Task goal ▸ Would you repeat the listing exactly but omit every picture?

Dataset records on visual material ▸
=======
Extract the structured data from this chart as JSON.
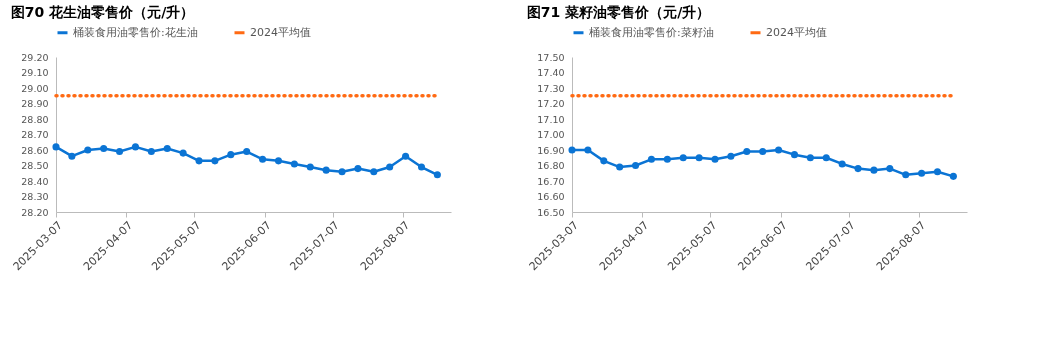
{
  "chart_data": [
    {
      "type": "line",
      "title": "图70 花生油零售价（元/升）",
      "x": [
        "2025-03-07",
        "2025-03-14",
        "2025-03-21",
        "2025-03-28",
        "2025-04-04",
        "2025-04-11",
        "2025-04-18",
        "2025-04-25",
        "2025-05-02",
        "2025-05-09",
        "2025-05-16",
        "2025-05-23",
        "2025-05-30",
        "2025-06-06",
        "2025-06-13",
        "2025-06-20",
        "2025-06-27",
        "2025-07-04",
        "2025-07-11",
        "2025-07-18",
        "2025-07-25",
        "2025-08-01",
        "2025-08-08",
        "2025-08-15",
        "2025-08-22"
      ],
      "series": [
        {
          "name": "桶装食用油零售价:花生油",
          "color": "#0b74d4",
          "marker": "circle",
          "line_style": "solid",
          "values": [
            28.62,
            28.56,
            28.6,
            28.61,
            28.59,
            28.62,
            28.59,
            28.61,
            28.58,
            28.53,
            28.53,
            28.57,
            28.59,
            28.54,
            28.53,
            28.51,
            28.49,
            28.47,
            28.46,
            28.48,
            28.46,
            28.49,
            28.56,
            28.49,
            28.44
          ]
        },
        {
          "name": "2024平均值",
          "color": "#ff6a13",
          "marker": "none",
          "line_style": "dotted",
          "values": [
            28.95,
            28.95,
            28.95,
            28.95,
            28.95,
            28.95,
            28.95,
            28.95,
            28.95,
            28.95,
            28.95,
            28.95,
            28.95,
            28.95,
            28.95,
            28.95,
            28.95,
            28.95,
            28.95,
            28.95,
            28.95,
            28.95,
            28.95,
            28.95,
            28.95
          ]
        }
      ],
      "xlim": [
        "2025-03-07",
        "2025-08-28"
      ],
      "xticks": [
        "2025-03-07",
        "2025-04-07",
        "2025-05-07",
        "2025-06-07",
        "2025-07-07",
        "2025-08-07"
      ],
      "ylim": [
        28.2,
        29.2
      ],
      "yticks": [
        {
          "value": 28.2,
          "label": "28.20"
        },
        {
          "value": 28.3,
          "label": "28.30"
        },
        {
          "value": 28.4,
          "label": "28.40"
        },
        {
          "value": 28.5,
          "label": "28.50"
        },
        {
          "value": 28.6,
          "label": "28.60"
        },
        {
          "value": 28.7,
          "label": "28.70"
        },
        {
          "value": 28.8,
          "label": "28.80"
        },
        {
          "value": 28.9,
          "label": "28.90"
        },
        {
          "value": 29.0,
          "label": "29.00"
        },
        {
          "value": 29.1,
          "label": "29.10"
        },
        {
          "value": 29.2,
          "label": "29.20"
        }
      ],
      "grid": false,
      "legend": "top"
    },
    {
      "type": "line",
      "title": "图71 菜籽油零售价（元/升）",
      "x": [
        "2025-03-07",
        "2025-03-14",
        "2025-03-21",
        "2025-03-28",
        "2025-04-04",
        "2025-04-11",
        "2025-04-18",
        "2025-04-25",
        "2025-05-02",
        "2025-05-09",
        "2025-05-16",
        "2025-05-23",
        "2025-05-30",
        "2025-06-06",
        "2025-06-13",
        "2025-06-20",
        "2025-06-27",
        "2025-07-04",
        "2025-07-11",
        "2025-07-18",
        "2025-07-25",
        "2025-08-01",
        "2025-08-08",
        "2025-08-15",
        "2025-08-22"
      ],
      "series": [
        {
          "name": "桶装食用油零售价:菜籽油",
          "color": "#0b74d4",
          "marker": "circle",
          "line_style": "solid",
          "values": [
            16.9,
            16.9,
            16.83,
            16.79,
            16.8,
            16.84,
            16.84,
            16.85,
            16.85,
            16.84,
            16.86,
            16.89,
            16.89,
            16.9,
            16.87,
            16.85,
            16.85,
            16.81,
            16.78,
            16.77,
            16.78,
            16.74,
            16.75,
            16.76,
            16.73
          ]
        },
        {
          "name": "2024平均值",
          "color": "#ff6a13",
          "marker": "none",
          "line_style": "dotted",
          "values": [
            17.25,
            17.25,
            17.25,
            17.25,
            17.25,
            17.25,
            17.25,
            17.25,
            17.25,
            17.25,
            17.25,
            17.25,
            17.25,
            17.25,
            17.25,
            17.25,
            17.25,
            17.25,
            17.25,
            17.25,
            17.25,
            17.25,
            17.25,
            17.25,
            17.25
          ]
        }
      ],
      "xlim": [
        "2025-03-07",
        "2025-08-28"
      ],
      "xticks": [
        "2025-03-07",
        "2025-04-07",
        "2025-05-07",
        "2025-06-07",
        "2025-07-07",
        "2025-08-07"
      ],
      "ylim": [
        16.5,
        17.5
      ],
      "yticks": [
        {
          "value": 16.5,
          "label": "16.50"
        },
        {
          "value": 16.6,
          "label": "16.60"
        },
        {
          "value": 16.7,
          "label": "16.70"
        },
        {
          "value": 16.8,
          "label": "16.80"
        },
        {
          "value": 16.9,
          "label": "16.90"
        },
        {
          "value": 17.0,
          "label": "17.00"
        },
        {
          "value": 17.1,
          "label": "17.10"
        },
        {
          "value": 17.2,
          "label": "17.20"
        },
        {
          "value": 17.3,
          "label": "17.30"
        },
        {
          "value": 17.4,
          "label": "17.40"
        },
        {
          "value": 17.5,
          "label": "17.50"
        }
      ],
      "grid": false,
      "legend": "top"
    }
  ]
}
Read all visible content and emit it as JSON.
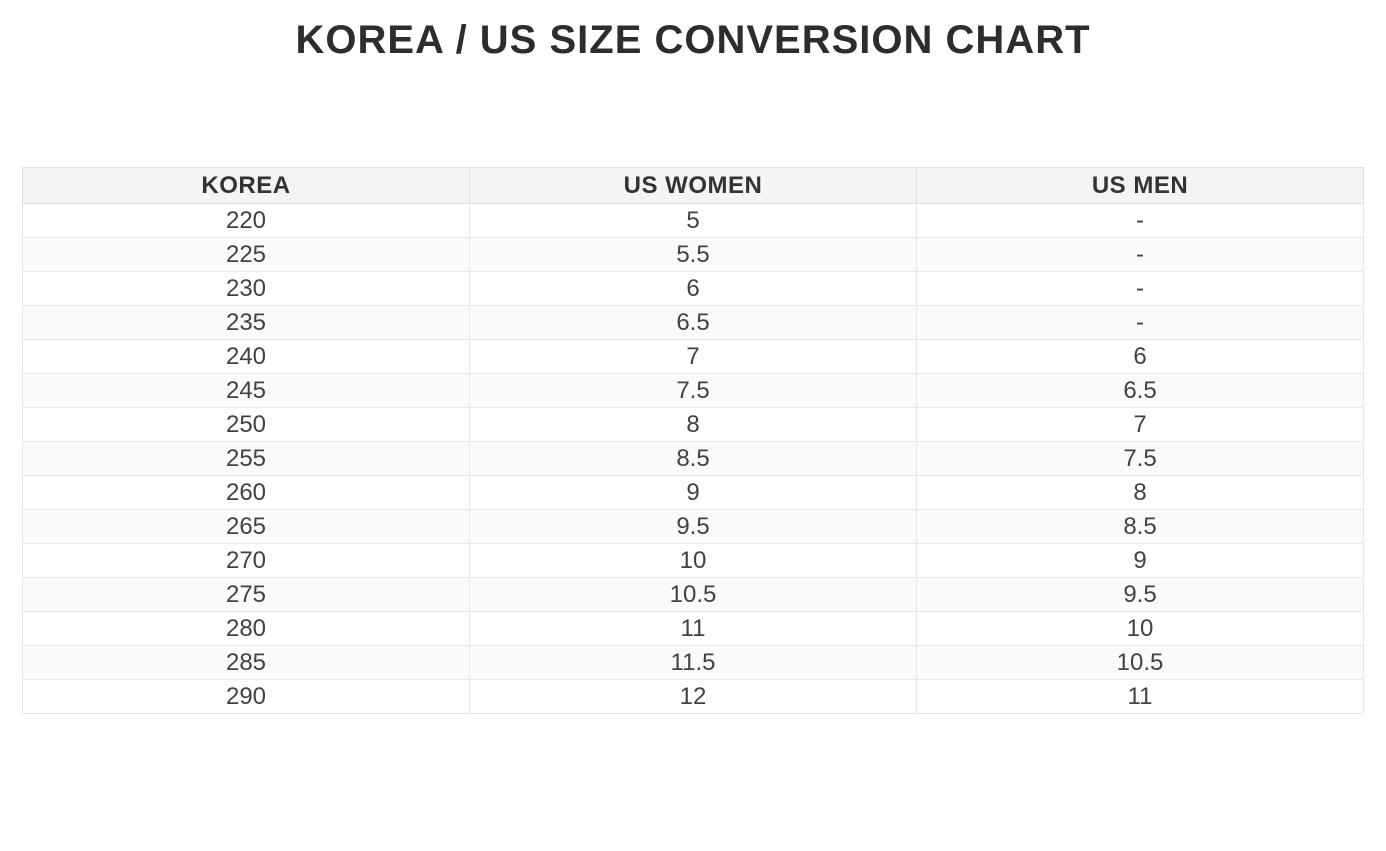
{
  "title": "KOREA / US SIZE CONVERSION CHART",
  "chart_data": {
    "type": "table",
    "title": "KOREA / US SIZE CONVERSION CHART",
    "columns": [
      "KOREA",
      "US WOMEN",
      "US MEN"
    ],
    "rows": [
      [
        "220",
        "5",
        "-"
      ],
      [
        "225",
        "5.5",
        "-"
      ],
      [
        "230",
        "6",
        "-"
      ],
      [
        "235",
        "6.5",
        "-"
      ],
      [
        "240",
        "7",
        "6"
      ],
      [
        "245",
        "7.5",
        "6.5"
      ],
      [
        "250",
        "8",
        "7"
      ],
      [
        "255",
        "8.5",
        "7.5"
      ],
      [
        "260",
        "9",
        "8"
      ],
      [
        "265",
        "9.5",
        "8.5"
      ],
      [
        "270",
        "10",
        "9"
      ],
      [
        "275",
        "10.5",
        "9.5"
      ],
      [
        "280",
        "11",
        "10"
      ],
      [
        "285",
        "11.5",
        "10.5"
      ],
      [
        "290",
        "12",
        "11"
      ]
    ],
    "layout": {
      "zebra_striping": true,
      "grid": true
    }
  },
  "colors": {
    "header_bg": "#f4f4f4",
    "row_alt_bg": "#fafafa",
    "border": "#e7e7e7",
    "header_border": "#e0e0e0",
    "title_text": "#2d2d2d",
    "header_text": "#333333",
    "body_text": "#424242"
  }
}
=======
The completed task ▸
Extract the structured data from this chart as JSON.
{
  "chart_data": [
    {
      "type": "line",
      "title": "图70 花生油零售价（元/升）",
      "x": [
        "2025-03-07",
        "2025-03-14",
        "2025-03-21",
        "2025-03-28",
        "2025-04-04",
        "2025-04-11",
        "2025-04-18",
        "2025-04-25",
        "2025-05-02",
        "2025-05-09",
        "2025-05-16",
        "2025-05-23",
        "2025-05-30",
        "2025-06-06",
        "2025-06-13",
        "2025-06-20",
        "2025-06-27",
        "2025-07-04",
        "2025-07-11",
        "2025-07-18",
        "2025-07-25",
        "2025-08-01",
        "2025-08-08",
        "2025-08-15",
        "2025-08-22"
      ],
      "series": [
        {
          "name": "桶装食用油零售价:花生油",
          "color": "#0b74d4",
          "marker": "circle",
          "line_style": "solid",
          "values": [
            28.62,
            28.56,
            28.6,
            28.61,
            28.59,
            28.62,
            28.59,
            28.61,
            28.58,
            28.53,
            28.53,
            28.57,
            28.59,
            28.54,
            28.53,
            28.51,
            28.49,
            28.47,
            28.46,
            28.48,
            28.46,
            28.49,
            28.56,
            28.49,
            28.44
          ]
        },
        {
          "name": "2024平均值",
          "color": "#ff6a13",
          "marker": "none",
          "line_style": "dotted",
          "values": [
            28.95,
            28.95,
            28.95,
            28.95,
            28.95,
            28.95,
            28.95,
            28.95,
            28.95,
            28.95,
            28.95,
            28.95,
            28.95,
            28.95,
            28.95,
            28.95,
            28.95,
            28.95,
            28.95,
            28.95,
            28.95,
            28.95,
            28.95,
            28.95,
            28.95
          ]
        }
      ],
      "xlim": [
        "2025-03-07",
        "2025-08-28"
      ],
      "xticks": [
        "2025-03-07",
        "2025-04-07",
        "2025-05-07",
        "2025-06-07",
        "2025-07-07",
        "2025-08-07"
      ],
      "ylim": [
        28.2,
        29.2
      ],
      "yticks": [
        {
          "value": 28.2,
          "label": "28.20"
        },
        {
          "value": 28.3,
          "label": "28.30"
        },
        {
          "value": 28.4,
          "label": "28.40"
        },
        {
          "value": 28.5,
          "label": "28.50"
        },
        {
          "value": 28.6,
          "label": "28.60"
        },
        {
          "value": 28.7,
          "label": "28.70"
        },
        {
          "value": 28.8,
          "label": "28.80"
        },
        {
          "value": 28.9,
          "label": "28.90"
        },
        {
          "value": 29.0,
          "label": "29.00"
        },
        {
          "value": 29.1,
          "label": "29.10"
        },
        {
          "value": 29.2,
          "label": "29.20"
        }
      ],
      "grid": false,
      "legend": "top"
    },
    {
      "type": "line",
      "title": "图71 菜籽油零售价（元/升）",
      "x": [
        "2025-03-07",
        "2025-03-14",
        "2025-03-21",
        "2025-03-28",
        "2025-04-04",
        "2025-04-11",
        "2025-04-18",
        "2025-04-25",
        "2025-05-02",
        "2025-05-09",
        "2025-05-16",
        "2025-05-23",
        "2025-05-30",
        "2025-06-06",
        "2025-06-13",
        "2025-06-20",
        "2025-06-27",
        "2025-07-04",
        "2025-07-11",
        "2025-07-18",
        "2025-07-25",
        "2025-08-01",
        "2025-08-08",
        "2025-08-15",
        "2025-08-22"
      ],
      "series": [
        {
          "name": "桶装食用油零售价:菜籽油",
          "color": "#0b74d4",
          "marker": "circle",
          "line_style": "solid",
          "values": [
            16.9,
            16.9,
            16.83,
            16.79,
            16.8,
            16.84,
            16.84,
            16.85,
            16.85,
            16.84,
            16.86,
            16.89,
            16.89,
            16.9,
            16.87,
            16.85,
            16.85,
            16.81,
            16.78,
            16.77,
            16.78,
            16.74,
            16.75,
            16.76,
            16.73
          ]
        },
        {
          "name": "2024平均值",
          "color": "#ff6a13",
          "marker": "none",
          "line_style": "dotted",
          "values": [
            17.25,
            17.25,
            17.25,
            17.25,
            17.25,
            17.25,
            17.25,
            17.25,
            17.25,
            17.25,
            17.25,
            17.25,
            17.25,
            17.25,
            17.25,
            17.25,
            17.25,
            17.25,
            17.25,
            17.25,
            17.25,
            17.25,
            17.25,
            17.25,
            17.25
          ]
        }
      ],
      "xlim": [
        "2025-03-07",
        "2025-08-28"
      ],
      "xticks": [
        "2025-03-07",
        "2025-04-07",
        "2025-05-07",
        "2025-06-07",
        "2025-07-07",
        "2025-08-07"
      ],
      "ylim": [
        16.5,
        17.5
      ],
      "yticks": [
        {
          "value": 16.5,
          "label": "16.50"
        },
        {
          "value": 16.6,
          "label": "16.60"
        },
        {
          "value": 16.7,
          "label": "16.70"
        },
        {
          "value": 16.8,
          "label": "16.80"
        },
        {
          "value": 16.9,
          "label": "16.90"
        },
        {
          "value": 17.0,
          "label": "17.00"
        },
        {
          "value": 17.1,
          "label": "17.10"
        },
        {
          "value": 17.2,
          "label": "17.20"
        },
        {
          "value": 17.3,
          "label": "17.30"
        },
        {
          "value": 17.4,
          "label": "17.40"
        },
        {
          "value": 17.5,
          "label": "17.50"
        }
      ],
      "grid": false,
      "legend": "top"
    }
  ]
}
Read all visible content and emit it as JSON.
{
  "title": "KOREA / US SIZE CONVERSION CHART",
  "chart_data": {
    "type": "table",
    "title": "KOREA / US SIZE CONVERSION CHART",
    "columns": [
      "KOREA",
      "US WOMEN",
      "US MEN"
    ],
    "rows": [
      [
        "220",
        "5",
        "-"
      ],
      [
        "225",
        "5.5",
        "-"
      ],
      [
        "230",
        "6",
        "-"
      ],
      [
        "235",
        "6.5",
        "-"
      ],
      [
        "240",
        "7",
        "6"
      ],
      [
        "245",
        "7.5",
        "6.5"
      ],
      [
        "250",
        "8",
        "7"
      ],
      [
        "255",
        "8.5",
        "7.5"
      ],
      [
        "260",
        "9",
        "8"
      ],
      [
        "265",
        "9.5",
        "8.5"
      ],
      [
        "270",
        "10",
        "9"
      ],
      [
        "275",
        "10.5",
        "9.5"
      ],
      [
        "280",
        "11",
        "10"
      ],
      [
        "285",
        "11.5",
        "10.5"
      ],
      [
        "290",
        "12",
        "11"
      ]
    ],
    "layout": {
      "zebra_striping": true,
      "grid": true
    }
  },
  "colors": {
    "header_bg": "#f4f4f4",
    "row_alt_bg": "#fafafa",
    "border": "#e7e7e7",
    "header_border": "#e0e0e0",
    "title_text": "#2d2d2d",
    "header_text": "#333333",
    "body_text": "#424242"
  }
}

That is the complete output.